* **Instruction**
Write out all of the entries that follow, word for word, but skip the pictures.

* **Exercise material**

····················

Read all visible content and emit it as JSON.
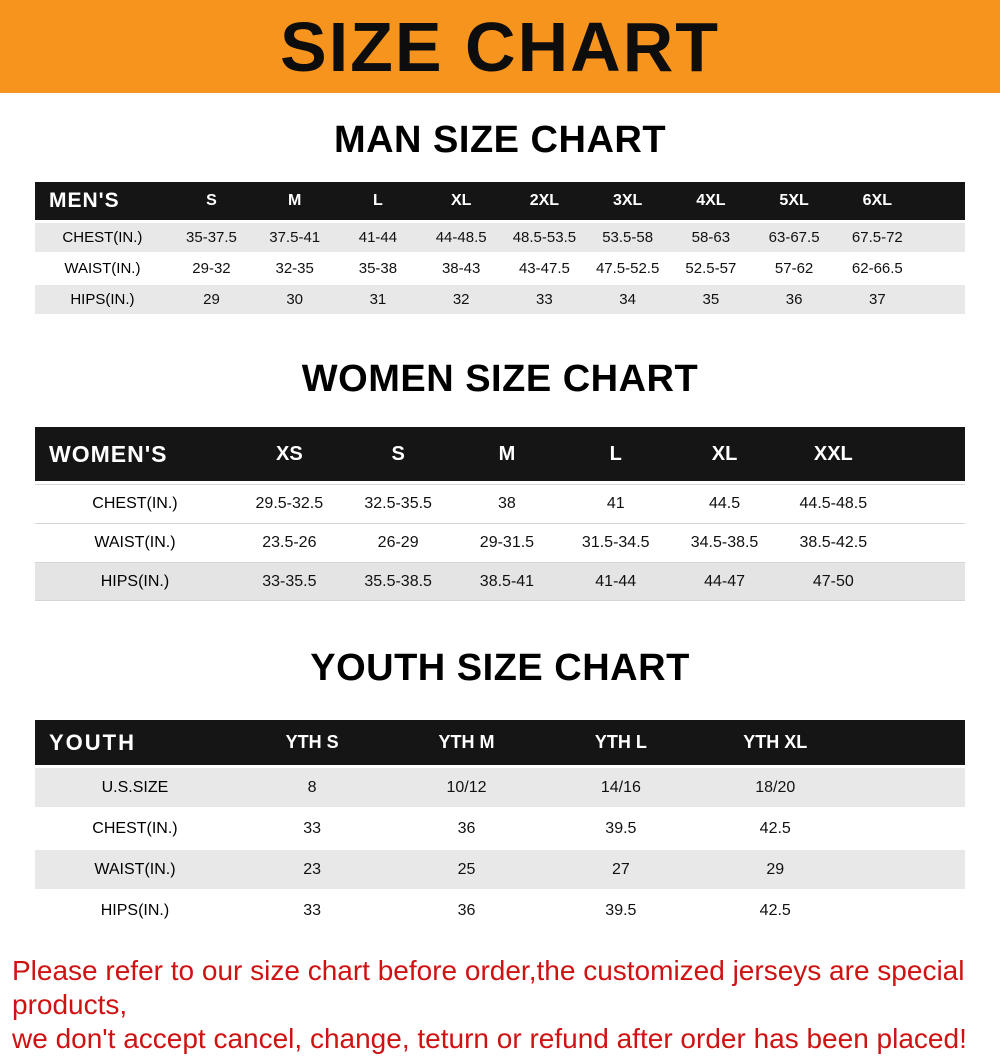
{
  "banner": {
    "title": "SIZE CHART"
  },
  "colors": {
    "banner_orange": "#f7941d",
    "table_header_black": "#151515",
    "row_stripe_gray": "#e8e8e8",
    "notice_red": "#cf1212"
  },
  "sections": [
    {
      "id": "men",
      "heading": "MAN SIZE CHART",
      "columns": [
        "MEN'S",
        "S",
        "M",
        "L",
        "XL",
        "2XL",
        "3XL",
        "4XL",
        "5XL",
        "6XL"
      ],
      "rows": [
        {
          "label": "CHEST(IN.)",
          "values": [
            "35-37.5",
            "37.5-41",
            "41-44",
            "44-48.5",
            "48.5-53.5",
            "53.5-58",
            "58-63",
            "63-67.5",
            "67.5-72"
          ]
        },
        {
          "label": "WAIST(IN.)",
          "values": [
            "29-32",
            "32-35",
            "35-38",
            "38-43",
            "43-47.5",
            "47.5-52.5",
            "52.5-57",
            "57-62",
            "62-66.5"
          ]
        },
        {
          "label": "HIPS(IN.)",
          "values": [
            "29",
            "30",
            "31",
            "32",
            "33",
            "34",
            "35",
            "36",
            "37"
          ]
        }
      ]
    },
    {
      "id": "women",
      "heading": "WOMEN SIZE CHART",
      "columns": [
        "WOMEN'S",
        "XS",
        "S",
        "M",
        "L",
        "XL",
        "XXL"
      ],
      "rows": [
        {
          "label": "CHEST(IN.)",
          "values": [
            "29.5-32.5",
            "32.5-35.5",
            "38",
            "41",
            "44.5",
            "44.5-48.5"
          ]
        },
        {
          "label": "WAIST(IN.)",
          "values": [
            "23.5-26",
            "26-29",
            "29-31.5",
            "31.5-34.5",
            "34.5-38.5",
            "38.5-42.5"
          ]
        },
        {
          "label": "HIPS(IN.)",
          "values": [
            "33-35.5",
            "35.5-38.5",
            "38.5-41",
            "41-44",
            "44-47",
            "47-50"
          ]
        }
      ]
    },
    {
      "id": "youth",
      "heading": "YOUTH SIZE CHART",
      "columns": [
        "YOUTH",
        "YTH S",
        "YTH M",
        "YTH L",
        "YTH XL"
      ],
      "rows": [
        {
          "label": "U.S.SIZE",
          "values": [
            "8",
            "10/12",
            "14/16",
            "18/20"
          ]
        },
        {
          "label": "CHEST(IN.)",
          "values": [
            "33",
            "36",
            "39.5",
            "42.5"
          ]
        },
        {
          "label": "WAIST(IN.)",
          "values": [
            "23",
            "25",
            "27",
            "29"
          ]
        },
        {
          "label": "HIPS(IN.)",
          "values": [
            "33",
            "36",
            "39.5",
            "42.5"
          ]
        }
      ]
    }
  ],
  "footer": {
    "line1": "Please refer to our size chart before order,the customized jerseys are special products,",
    "line2": "we don't accept cancel, change, teturn or refund after order has been placed!"
  }
}
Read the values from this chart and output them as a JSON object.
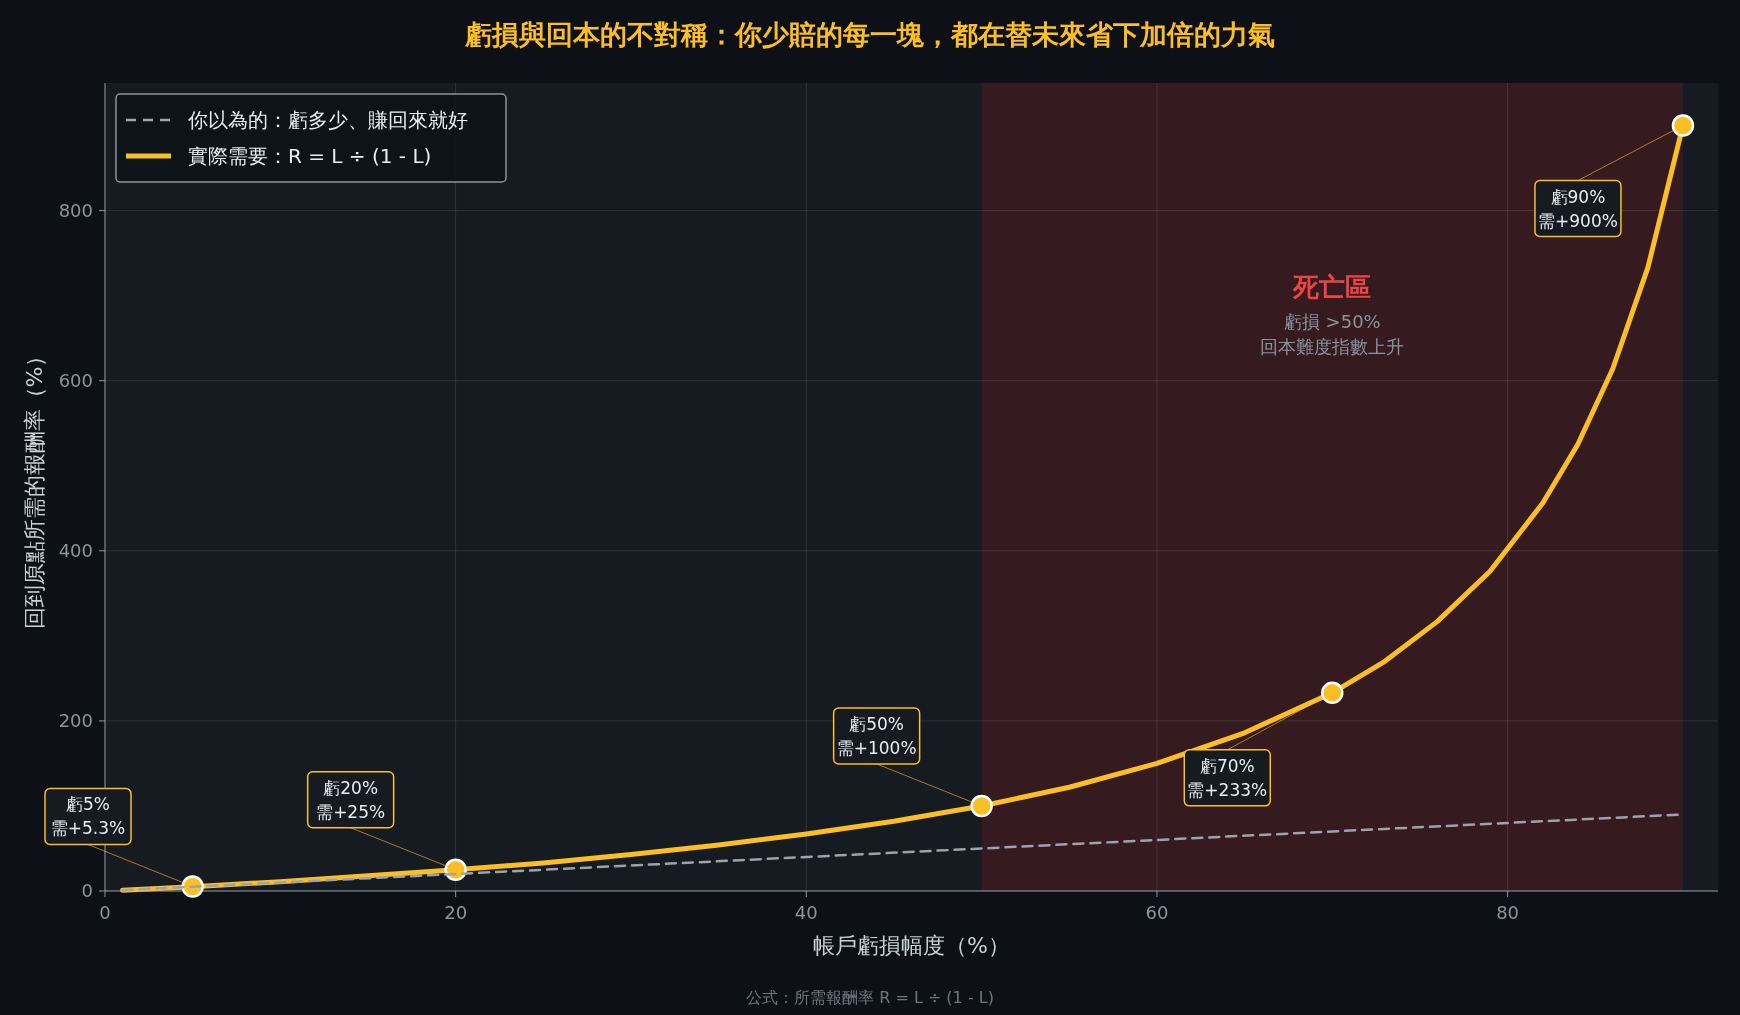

····················

* **Exercise solution**
Read all visible content and emit it as JSON.
{
  "banner": {
    "title": "SIZE CHART"
  },
  "colors": {
    "banner_orange": "#f7941d",
    "table_header_black": "#151515",
    "row_stripe_gray": "#e8e8e8",
    "notice_red": "#cf1212"
  },
  "sections": [
    {
      "id": "men",
      "heading": "MAN SIZE CHART",
      "columns": [
        "MEN'S",
        "S",
        "M",
        "L",
        "XL",
        "2XL",
        "3XL",
        "4XL",
        "5XL",
        "6XL"
      ],
      "rows": [
        {
          "label": "CHEST(IN.)",
          "values": [
            "35-37.5",
            "37.5-41",
            "41-44",
            "44-48.5",
            "48.5-53.5",
            "53.5-58",
            "58-63",
            "63-67.5",
            "67.5-72"
          ]
        },
        {
          "label": "WAIST(IN.)",
          "values": [
            "29-32",
            "32-35",
            "35-38",
            "38-43",
            "43-47.5",
            "47.5-52.5",
            "52.5-57",
            "57-62",
            "62-66.5"
          ]
        },
        {
          "label": "HIPS(IN.)",
          "values": [
            "29",
            "30",
            "31",
            "32",
            "33",
            "34",
            "35",
            "36",
            "37"
          ]
        }
      ]
    },
    {
      "id": "women",
      "heading": "WOMEN SIZE CHART",
      "columns": [
        "WOMEN'S",
        "XS",
        "S",
        "M",
        "L",
        "XL",
        "XXL"
      ],
      "rows": [
        {
          "label": "CHEST(IN.)",
          "values": [
            "29.5-32.5",
            "32.5-35.5",
            "38",
            "41",
            "44.5",
            "44.5-48.5"
          ]
        },
        {
          "label": "WAIST(IN.)",
          "values": [
            "23.5-26",
            "26-29",
            "29-31.5",
            "31.5-34.5",
            "34.5-38.5",
            "38.5-42.5"
          ]
        },
        {
          "label": "HIPS(IN.)",
          "values": [
            "33-35.5",
            "35.5-38.5",
            "38.5-41",
            "41-44",
            "44-47",
            "47-50"
          ]
        }
      ]
    },
    {
      "id": "youth",
      "heading": "YOUTH SIZE CHART",
      "columns": [
        "YOUTH",
        "YTH S",
        "YTH M",
        "YTH L",
        "YTH XL"
      ],
      "rows": [
        {
          "label": "U.S.SIZE",
          "values": [
            "8",
            "10/12",
            "14/16",
            "18/20"
          ]
        },
        {
          "label": "CHEST(IN.)",
          "values": [
            "33",
            "36",
            "39.5",
            "42.5"
          ]
        },
        {
          "label": "WAIST(IN.)",
          "values": [
            "23",
            "25",
            "27",
            "29"
          ]
        },
        {
          "label": "HIPS(IN.)",
          "values": [
            "33",
            "36",
            "39.5",
            "42.5"
          ]
        }
      ]
    }
  ],
  "footer": {
    "line1": "Please refer to our size chart before order,the customized jerseys are special products,",
    "line2": "we don't accept cancel, change, teturn or refund after order has been placed!"
  }
}
Read the values from this chart and output them as a JSON object.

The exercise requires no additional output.